> _Directions for this task_:
Copy out every one of the rows below, character for character, with no changes.

Excerpts from a layout annotation set
◆ ◆ ◆ ◆ ◆
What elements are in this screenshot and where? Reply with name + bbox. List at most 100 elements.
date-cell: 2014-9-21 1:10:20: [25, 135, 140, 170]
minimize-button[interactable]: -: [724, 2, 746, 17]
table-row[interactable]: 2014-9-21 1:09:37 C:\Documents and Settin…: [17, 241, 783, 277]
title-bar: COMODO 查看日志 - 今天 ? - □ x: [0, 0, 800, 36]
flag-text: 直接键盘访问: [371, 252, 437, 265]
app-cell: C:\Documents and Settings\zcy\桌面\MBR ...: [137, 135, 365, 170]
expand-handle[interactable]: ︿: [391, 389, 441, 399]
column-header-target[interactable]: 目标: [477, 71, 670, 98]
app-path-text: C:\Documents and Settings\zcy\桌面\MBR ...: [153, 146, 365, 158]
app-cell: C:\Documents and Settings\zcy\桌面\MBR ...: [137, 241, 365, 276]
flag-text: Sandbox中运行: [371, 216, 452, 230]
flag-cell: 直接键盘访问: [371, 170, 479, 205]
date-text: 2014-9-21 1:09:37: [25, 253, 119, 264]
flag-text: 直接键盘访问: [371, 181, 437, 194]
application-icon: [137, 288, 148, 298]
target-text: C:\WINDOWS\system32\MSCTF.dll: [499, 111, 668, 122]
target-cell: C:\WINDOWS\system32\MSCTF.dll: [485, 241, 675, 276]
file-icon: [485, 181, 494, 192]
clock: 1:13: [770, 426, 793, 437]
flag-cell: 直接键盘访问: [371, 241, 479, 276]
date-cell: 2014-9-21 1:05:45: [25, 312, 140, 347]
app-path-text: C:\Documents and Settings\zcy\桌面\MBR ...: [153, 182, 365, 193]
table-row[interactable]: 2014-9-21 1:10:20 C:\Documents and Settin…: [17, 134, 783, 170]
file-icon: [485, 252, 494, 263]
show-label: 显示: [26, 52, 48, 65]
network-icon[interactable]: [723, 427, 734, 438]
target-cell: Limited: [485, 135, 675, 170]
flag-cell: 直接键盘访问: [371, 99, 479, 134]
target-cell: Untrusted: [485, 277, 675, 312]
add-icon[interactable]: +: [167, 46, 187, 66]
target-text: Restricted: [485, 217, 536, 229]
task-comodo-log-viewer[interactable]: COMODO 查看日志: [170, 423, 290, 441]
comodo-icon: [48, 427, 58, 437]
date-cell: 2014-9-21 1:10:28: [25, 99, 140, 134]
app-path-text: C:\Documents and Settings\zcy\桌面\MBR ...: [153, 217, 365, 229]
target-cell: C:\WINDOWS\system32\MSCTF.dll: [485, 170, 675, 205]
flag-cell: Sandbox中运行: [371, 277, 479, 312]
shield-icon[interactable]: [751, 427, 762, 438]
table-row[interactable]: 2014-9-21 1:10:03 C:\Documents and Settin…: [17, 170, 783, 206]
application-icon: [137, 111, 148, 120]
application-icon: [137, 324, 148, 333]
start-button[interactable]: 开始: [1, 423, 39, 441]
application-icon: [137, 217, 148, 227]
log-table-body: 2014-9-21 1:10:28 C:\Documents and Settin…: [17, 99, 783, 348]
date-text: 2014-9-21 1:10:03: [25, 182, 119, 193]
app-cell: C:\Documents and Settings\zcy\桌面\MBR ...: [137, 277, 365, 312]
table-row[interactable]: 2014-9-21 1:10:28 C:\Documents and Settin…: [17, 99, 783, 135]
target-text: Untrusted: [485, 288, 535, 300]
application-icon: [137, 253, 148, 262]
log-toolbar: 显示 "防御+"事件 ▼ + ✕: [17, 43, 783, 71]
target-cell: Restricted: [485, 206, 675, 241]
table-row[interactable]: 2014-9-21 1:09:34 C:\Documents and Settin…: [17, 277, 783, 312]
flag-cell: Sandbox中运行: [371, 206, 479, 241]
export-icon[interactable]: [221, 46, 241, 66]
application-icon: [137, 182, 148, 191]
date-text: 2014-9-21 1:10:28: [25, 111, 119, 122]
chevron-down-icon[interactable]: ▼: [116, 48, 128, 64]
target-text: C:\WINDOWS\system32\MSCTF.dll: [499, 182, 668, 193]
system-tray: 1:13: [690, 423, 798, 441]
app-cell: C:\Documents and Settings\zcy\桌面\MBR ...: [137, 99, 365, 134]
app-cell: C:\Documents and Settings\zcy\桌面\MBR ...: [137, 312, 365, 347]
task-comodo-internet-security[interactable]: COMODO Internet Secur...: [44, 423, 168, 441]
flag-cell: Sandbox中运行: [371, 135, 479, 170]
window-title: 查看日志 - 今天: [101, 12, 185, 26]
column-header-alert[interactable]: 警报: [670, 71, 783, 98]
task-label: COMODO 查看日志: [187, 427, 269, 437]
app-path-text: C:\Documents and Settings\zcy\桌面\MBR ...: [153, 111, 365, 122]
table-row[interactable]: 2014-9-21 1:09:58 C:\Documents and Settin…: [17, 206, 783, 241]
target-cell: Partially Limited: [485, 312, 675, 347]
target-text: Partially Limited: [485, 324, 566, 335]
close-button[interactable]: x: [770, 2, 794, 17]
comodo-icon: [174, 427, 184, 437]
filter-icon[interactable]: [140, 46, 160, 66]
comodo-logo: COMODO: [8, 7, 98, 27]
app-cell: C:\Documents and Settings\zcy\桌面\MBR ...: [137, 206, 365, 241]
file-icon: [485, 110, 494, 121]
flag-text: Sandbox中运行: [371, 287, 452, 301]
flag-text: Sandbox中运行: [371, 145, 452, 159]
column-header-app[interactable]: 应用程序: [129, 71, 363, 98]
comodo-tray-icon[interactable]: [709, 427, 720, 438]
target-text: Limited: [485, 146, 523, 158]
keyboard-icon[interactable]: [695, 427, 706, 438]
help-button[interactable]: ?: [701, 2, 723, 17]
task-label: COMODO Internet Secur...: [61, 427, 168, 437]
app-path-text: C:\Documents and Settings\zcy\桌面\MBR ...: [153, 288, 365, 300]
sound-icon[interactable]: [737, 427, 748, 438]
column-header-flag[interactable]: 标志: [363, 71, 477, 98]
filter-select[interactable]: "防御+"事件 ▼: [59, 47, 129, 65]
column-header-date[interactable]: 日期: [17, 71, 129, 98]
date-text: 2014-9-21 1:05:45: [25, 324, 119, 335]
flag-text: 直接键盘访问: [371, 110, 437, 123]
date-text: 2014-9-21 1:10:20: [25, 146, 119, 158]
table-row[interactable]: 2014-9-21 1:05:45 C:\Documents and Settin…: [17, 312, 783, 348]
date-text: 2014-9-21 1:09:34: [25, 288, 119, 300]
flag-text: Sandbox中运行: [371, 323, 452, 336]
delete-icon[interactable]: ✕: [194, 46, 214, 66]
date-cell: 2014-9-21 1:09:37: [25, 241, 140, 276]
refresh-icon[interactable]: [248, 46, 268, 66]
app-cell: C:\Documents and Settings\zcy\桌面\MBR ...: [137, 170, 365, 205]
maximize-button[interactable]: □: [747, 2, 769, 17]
◆ ◆ ◆ ◆ ◆
> _Answer to the exercise_:
What elements are in this screenshot and where? Reply with name + bbox. List at most 100 elements.
date-cell: 2014-9-21 1:10:20: [25, 135, 140, 170]
minimize-button[interactable]: -: [724, 2, 746, 17]
table-row[interactable]: 2014-9-21 1:09:37 C:\Documents and Settin…: [17, 241, 783, 277]
title-bar: COMODO 查看日志 - 今天 ? - □ x: [0, 0, 800, 36]
flag-text: 直接键盘访问: [371, 252, 437, 265]
app-cell: C:\Documents and Settings\zcy\桌面\MBR ...: [137, 135, 365, 170]
expand-handle[interactable]: ︿: [391, 389, 441, 399]
column-header-target[interactable]: 目标: [477, 71, 670, 98]
app-path-text: C:\Documents and Settings\zcy\桌面\MBR ...: [153, 146, 365, 158]
app-cell: C:\Documents and Settings\zcy\桌面\MBR ...: [137, 241, 365, 276]
flag-text: Sandbox中运行: [371, 216, 452, 230]
flag-cell: 直接键盘访问: [371, 170, 479, 205]
date-text: 2014-9-21 1:09:37: [25, 253, 119, 264]
flag-text: 直接键盘访问: [371, 181, 437, 194]
application-icon: [137, 288, 148, 298]
target-text: C:\WINDOWS\system32\MSCTF.dll: [499, 111, 668, 122]
target-cell: C:\WINDOWS\system32\MSCTF.dll: [485, 241, 675, 276]
file-icon: [485, 181, 494, 192]
clock: 1:13: [770, 426, 793, 437]
flag-cell: 直接键盘访问: [371, 241, 479, 276]
date-cell: 2014-9-21 1:05:45: [25, 312, 140, 347]
app-path-text: C:\Documents and Settings\zcy\桌面\MBR ...: [153, 182, 365, 193]
table-row[interactable]: 2014-9-21 1:10:20 C:\Documents and Settin…: [17, 134, 783, 170]
file-icon: [485, 252, 494, 263]
show-label: 显示: [26, 52, 48, 65]
network-icon[interactable]: [723, 427, 734, 438]
target-cell: Limited: [485, 135, 675, 170]
flag-cell: 直接键盘访问: [371, 99, 479, 134]
target-cell: Untrusted: [485, 277, 675, 312]
add-icon[interactable]: +: [167, 46, 187, 66]
target-text: Restricted: [485, 217, 536, 229]
task-comodo-log-viewer[interactable]: COMODO 查看日志: [170, 423, 290, 441]
comodo-icon: [48, 427, 58, 437]
date-cell: 2014-9-21 1:10:28: [25, 99, 140, 134]
app-path-text: C:\Documents and Settings\zcy\桌面\MBR ...: [153, 217, 365, 229]
target-cell: C:\WINDOWS\system32\MSCTF.dll: [485, 170, 675, 205]
flag-cell: Sandbox中运行: [371, 277, 479, 312]
shield-icon[interactable]: [751, 427, 762, 438]
table-row[interactable]: 2014-9-21 1:10:03 C:\Documents and Settin…: [17, 170, 783, 206]
application-icon: [137, 111, 148, 120]
application-icon: [137, 324, 148, 333]
start-button[interactable]: 开始: [1, 423, 39, 441]
application-icon: [137, 217, 148, 227]
log-table-body: 2014-9-21 1:10:28 C:\Documents and Settin…: [17, 99, 783, 348]
date-text: 2014-9-21 1:10:03: [25, 182, 119, 193]
app-cell: C:\Documents and Settings\zcy\桌面\MBR ...: [137, 277, 365, 312]
table-row[interactable]: 2014-9-21 1:10:28 C:\Documents and Settin…: [17, 99, 783, 135]
target-text: Untrusted: [485, 288, 535, 300]
application-icon: [137, 253, 148, 262]
log-toolbar: 显示 "防御+"事件 ▼ + ✕: [17, 43, 783, 71]
target-cell: Restricted: [485, 206, 675, 241]
table-row[interactable]: 2014-9-21 1:09:34 C:\Documents and Settin…: [17, 277, 783, 312]
flag-cell: Sandbox中运行: [371, 206, 479, 241]
export-icon[interactable]: [221, 46, 241, 66]
application-icon: [137, 182, 148, 191]
date-text: 2014-9-21 1:10:28: [25, 111, 119, 122]
chevron-down-icon[interactable]: ▼: [116, 48, 128, 64]
target-text: C:\WINDOWS\system32\MSCTF.dll: [499, 182, 668, 193]
system-tray: 1:13: [690, 423, 798, 441]
app-cell: C:\Documents and Settings\zcy\桌面\MBR ...: [137, 99, 365, 134]
app-cell: C:\Documents and Settings\zcy\桌面\MBR ...: [137, 312, 365, 347]
task-comodo-internet-security[interactable]: COMODO Internet Secur...: [44, 423, 168, 441]
flag-cell: Sandbox中运行: [371, 135, 479, 170]
window-title: 查看日志 - 今天: [101, 12, 185, 26]
column-header-alert[interactable]: 警报: [670, 71, 783, 98]
task-label: COMODO 查看日志: [187, 427, 269, 437]
app-path-text: C:\Documents and Settings\zcy\桌面\MBR ...: [153, 111, 365, 122]
table-row[interactable]: 2014-9-21 1:09:58 C:\Documents and Settin…: [17, 206, 783, 241]
target-cell: Partially Limited: [485, 312, 675, 347]
target-text: Partially Limited: [485, 324, 566, 335]
close-button[interactable]: x: [770, 2, 794, 17]
comodo-icon: [174, 427, 184, 437]
filter-icon[interactable]: [140, 46, 160, 66]
comodo-logo: COMODO: [8, 7, 98, 27]
app-cell: C:\Documents and Settings\zcy\桌面\MBR ...: [137, 206, 365, 241]
file-icon: [485, 110, 494, 121]
flag-text: Sandbox中运行: [371, 287, 452, 301]
flag-text: Sandbox中运行: [371, 145, 452, 159]
column-header-app[interactable]: 应用程序: [129, 71, 363, 98]
comodo-tray-icon[interactable]: [709, 427, 720, 438]
target-text: Limited: [485, 146, 523, 158]
keyboard-icon[interactable]: [695, 427, 706, 438]
help-button[interactable]: ?: [701, 2, 723, 17]
task-label: COMODO Internet Secur...: [61, 427, 168, 437]
app-path-text: C:\Documents and Settings\zcy\桌面\MBR ...: [153, 288, 365, 300]
sound-icon[interactable]: [737, 427, 748, 438]
column-header-flag[interactable]: 标志: [363, 71, 477, 98]
filter-select[interactable]: "防御+"事件 ▼: [59, 47, 129, 65]
column-header-date[interactable]: 日期: [17, 71, 129, 98]
date-text: 2014-9-21 1:05:45: [25, 324, 119, 335]
flag-text: 直接键盘访问: [371, 110, 437, 123]
date-text: 2014-9-21 1:10:20: [25, 146, 119, 158]
table-row[interactable]: 2014-9-21 1:05:45 C:\Documents and Settin…: [17, 312, 783, 348]
date-text: 2014-9-21 1:09:34: [25, 288, 119, 300]
flag-text: Sandbox中运行: [371, 323, 452, 336]
delete-icon[interactable]: ✕: [194, 46, 214, 66]
date-cell: 2014-9-21 1:09:37: [25, 241, 140, 276]
refresh-icon[interactable]: [248, 46, 268, 66]
app-cell: C:\Documents and Settings\zcy\桌面\MBR ...: [137, 170, 365, 205]
maximize-button[interactable]: □: [747, 2, 769, 17]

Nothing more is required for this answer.